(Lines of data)
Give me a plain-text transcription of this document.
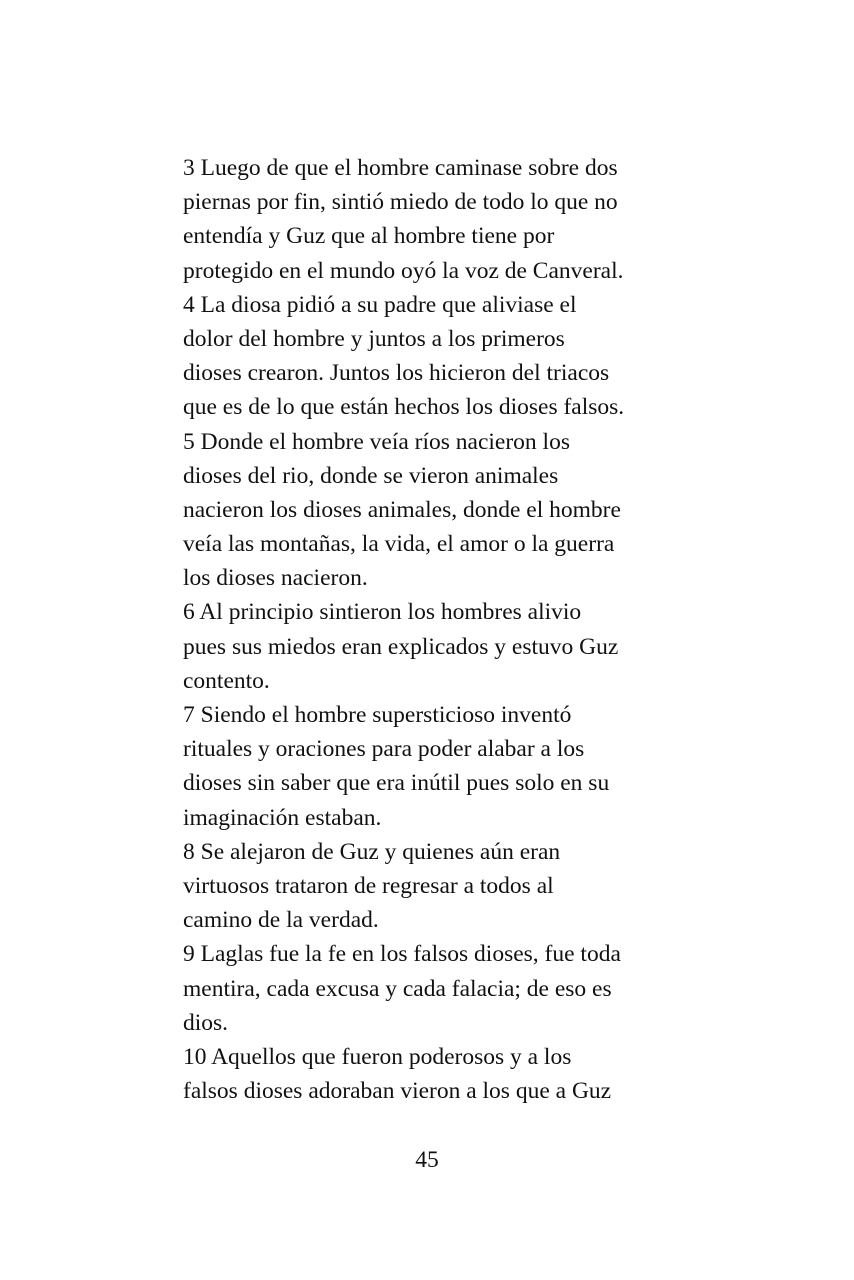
3 Luego de que el hombre caminase sobre dos
piernas por fin, sintió miedo de todo lo que no
entendía y Guz que al hombre tiene por
protegido en el mundo oyó la voz de Canveral.
4 La diosa pidió a su padre que aliviase el
dolor del hombre y juntos a los primeros
dioses crearon. Juntos los hicieron del triacos
que es de lo que están hechos los dioses falsos.
5 Donde el hombre veía ríos nacieron los
dioses del rio, donde se vieron animales
nacieron los dioses animales, donde el hombre
veía las montañas, la vida, el amor o la guerra
los dioses nacieron.
6 Al principio sintieron los hombres alivio
pues sus miedos eran explicados y estuvo Guz
contento.
7 Siendo el hombre supersticioso inventó
rituales y oraciones para poder alabar a los
dioses sin saber que era inútil pues solo en su
imaginación estaban.
8 Se alejaron de Guz y quienes aún eran
virtuosos trataron de regresar a todos al
camino de la verdad.
9 Laglas fue la fe en los falsos dioses, fue toda
mentira, cada excusa y cada falacia; de eso es
dios.
10 Aquellos que fueron poderosos y a los
falsos dioses adoraban vieron a los que a Guz
45
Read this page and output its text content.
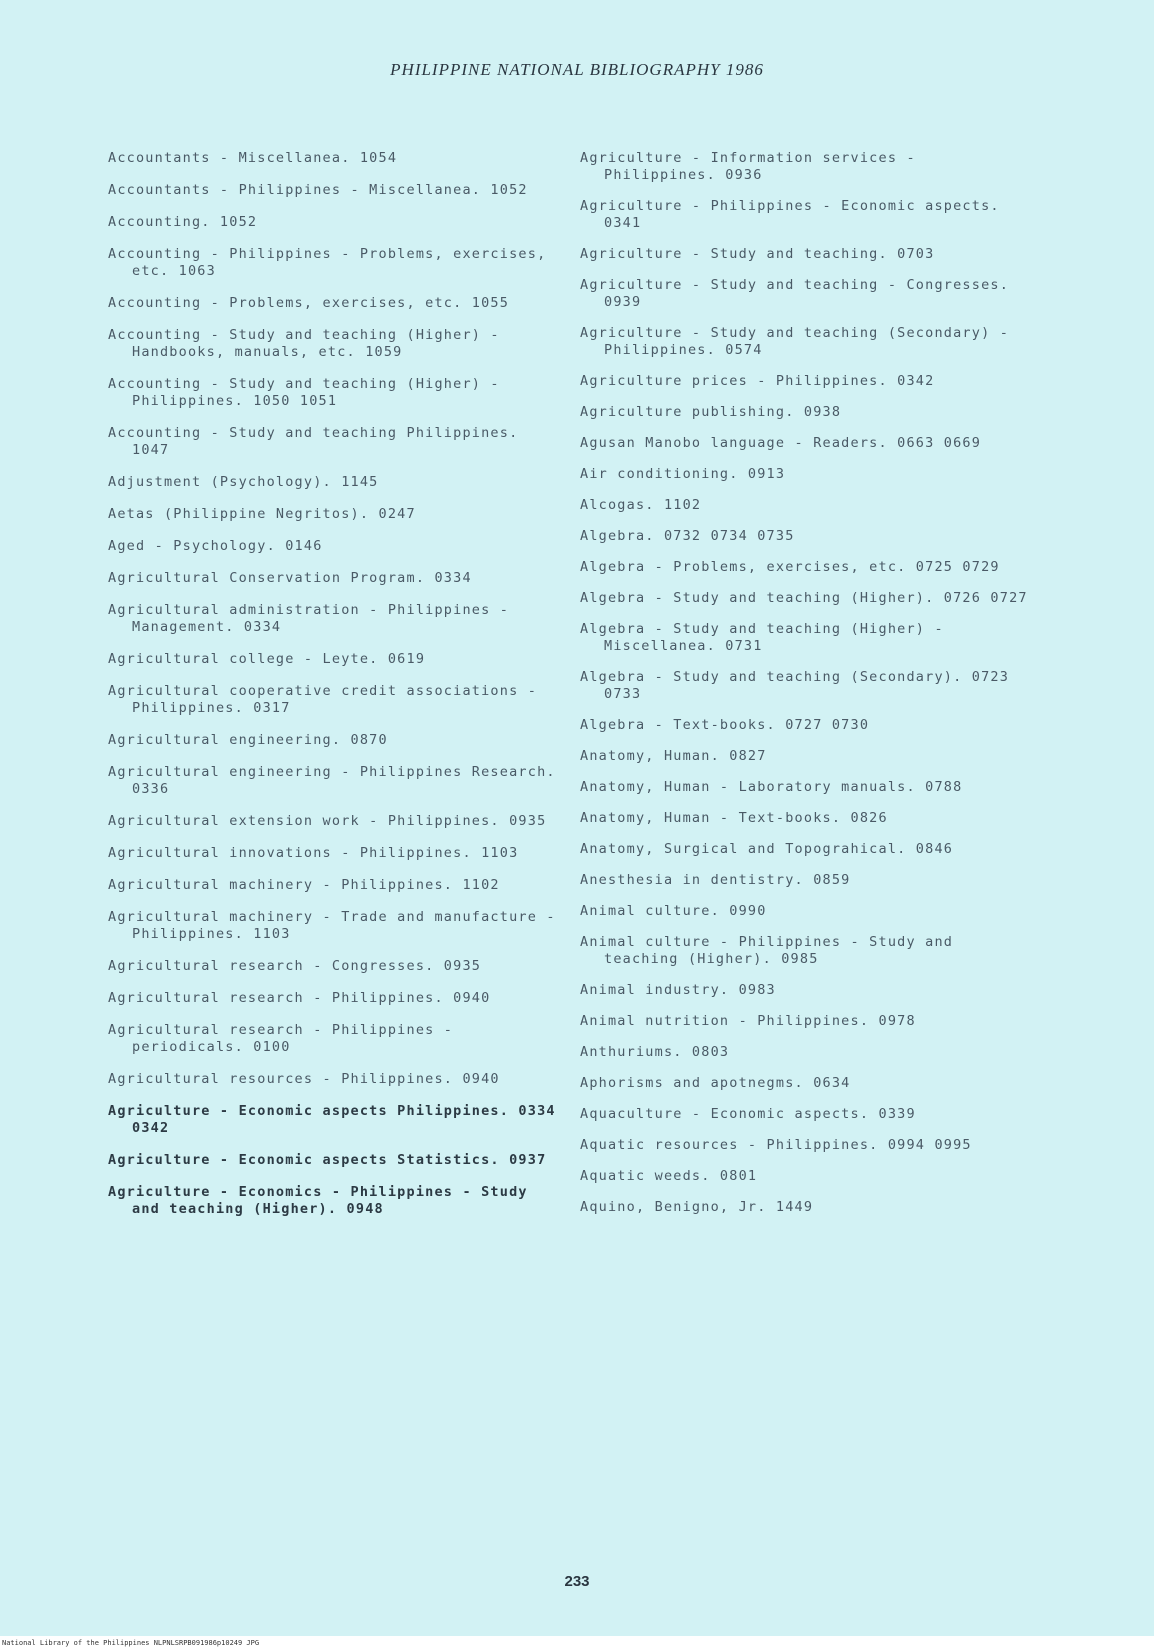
PHILIPPINE NATIONAL BIBLIOGRAPHY 1986
Accountants - Miscellanea. 1054
Accountants - Philippines - Miscellanea. 1052
Accounting. 1052
Accounting - Philippines - Problems, exercises, etc. 1063
Accounting - Problems, exercises, etc. 1055
Accounting - Study and teaching (Higher) - Handbooks, manuals, etc. 1059
Accounting - Study and teaching (Higher) - Philippines. 1050 1051
Accounting - Study and teaching Philippines. 1047
Adjustment (Psychology). 1145
Aetas (Philippine Negritos). 0247
Aged - Psychology. 0146
Agricultural Conservation Program. 0334
Agricultural administration - Philippines - Management. 0334
Agricultural college - Leyte. 0619
Agricultural cooperative credit associations - Philippines. 0317
Agricultural engineering. 0870
Agricultural engineering - Philippines Research. 0336
Agricultural extension work - Philippines. 0935
Agricultural innovations - Philippines. 1103
Agricultural machinery - Philippines. 1102
Agricultural machinery - Trade and manufacture - Philippines. 1103
Agricultural research - Congresses. 0935
Agricultural research - Philippines. 0940
Agricultural research - Philippines - periodicals. 0100
Agricultural resources - Philippines. 0940
Agriculture - Economic aspects Philippines. 0334 0342
Agriculture - Economic aspects Statistics. 0937
Agriculture - Economics - Philippines - Study and teaching (Higher). 0948
Agriculture - Information services - Philippines. 0936
Agriculture - Philippines - Economic aspects. 0341
Agriculture - Study and teaching. 0703
Agriculture - Study and teaching - Congresses. 0939
Agriculture - Study and teaching (Secondary) - Philippines. 0574
Agriculture prices - Philippines. 0342
Agriculture publishing. 0938
Agusan Manobo language - Readers. 0663 0669
Air conditioning. 0913
Alcogas. 1102
Algebra. 0732 0734 0735
Algebra - Problems, exercises, etc. 0725 0729
Algebra - Study and teaching (Higher). 0726 0727
Algebra - Study and teaching (Higher) - Miscellanea. 0731
Algebra - Study and teaching (Secondary). 0723 0733
Algebra - Text-books. 0727 0730
Anatomy, Human. 0827
Anatomy, Human - Laboratory manuals. 0788
Anatomy, Human - Text-books. 0826
Anatomy, Surgical and Topograhical. 0846
Anesthesia in dentistry. 0859
Animal culture. 0990
Animal culture - Philippines - Study and teaching (Higher). 0985
Animal industry. 0983
Animal nutrition - Philippines. 0978
Anthuriums. 0803
Aphorisms and apotnegms. 0634
Aquaculture - Economic aspects. 0339
Aquatic resources - Philippines. 0994 0995
Aquatic weeds. 0801
Aquino, Benigno, Jr. 1449
233
National Library of the Philippines NLPNLSRPB091986p10249 JPG
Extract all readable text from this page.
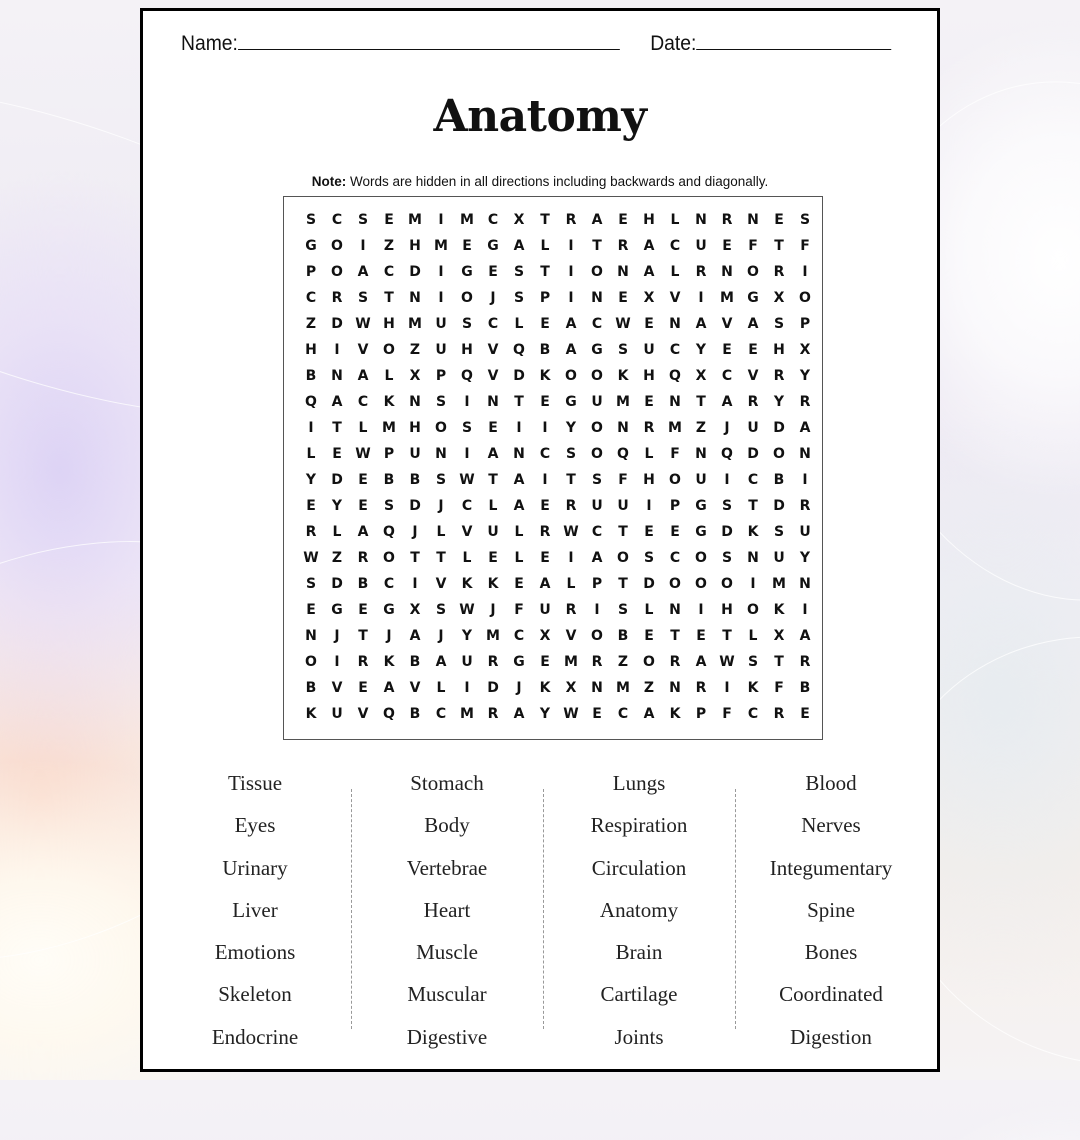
Name:	Date:
Anatomy
Note: Words are hidden in all directions including backwards and diagonally.
S	C	S	E	M	I	M C	X	T	R	A	E	H	L	N	R	N	E	S
G	O	I	Z	H M	E	G	A	L	I	T	R	A	C	U	E	F	T	F
P	O	A	C	D	I	G	E	S	T	I	O	N	A	L	R	N	O	R	I
C	R	S	T	N	I	O	J	S	P	I	N	E	X	V	I	M G	X	O
Z	D W H M U	S	C	L	E	A	C W E	N	A	V	A	S	P
H	I	V	O	Z	U	H	V	Q	B	A	G	S	U	C	Y	E	E	H	X
B	N	A	L	X	P	Q	V	D	K	O	O	K	H	Q	X	C	V	R	Y
Q	A	C	K	N	S	I	N	T	E	G	U M	E	N	T	A	R	Y	R
I	T	L	M H	O	S	E	I	I	Y	O	N	R M Z	J	U	D	A
L	E W P	U	N	I	A	N	C	S	O	Q	L	F	N	Q	D	O	N
Y	D	E	B	B	S W T	A	I	T	S	F	H	O	U	I	C	B	I
E	Y	E	S	D	J	C	L	A	E	R	U	U	I	P	G	S	T	D	R
R	L	A	Q	J	L	V	U	L	R W C	T	E	E	G	D	K	S	U
W Z	R	O	T	T	L	E	L	E	I	A	O	S	C	O	S	N	U	Y
S	D	B	C	I	V	K	K	E	A	L	P	T	D	O	O	O	I	M N
E	G	E	G	X	S W	J	F	U	R	I	S	L	N	I	H	O	K	I
N	J	T	J	A	J	Y M C	X	V	O	B	E	T	E	T	L	X	A
O	I	R	K	B	A	U	R	G	E	M R	Z	O	R	A W S	T	R
B	V	E	A	V	L	I	D	J	K	X	N M Z	N	R	I	K	F	B
K	U	V	Q	B	C M R	A	Y W E	C	A	K	P	F	C	R	E
Tissue
Eyes
Urinary
Liver
Emotions
Skeleton
Endocrine
Stomach
Body
Vertebrae
Heart
Muscle
Muscular
Digestive
Lungs
Respiration
Circulation
Anatomy
Brain
Cartilage
Joints
Blood
Nerves
Integumentary
Spine
Bones
Coordinated
Digestion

* Short problem: Every line containing the string "Accountants" must be listed.

* Task answer:
Accountants - Miscellanea. 1054
Accountants - Philippines - Miscellanea. 1052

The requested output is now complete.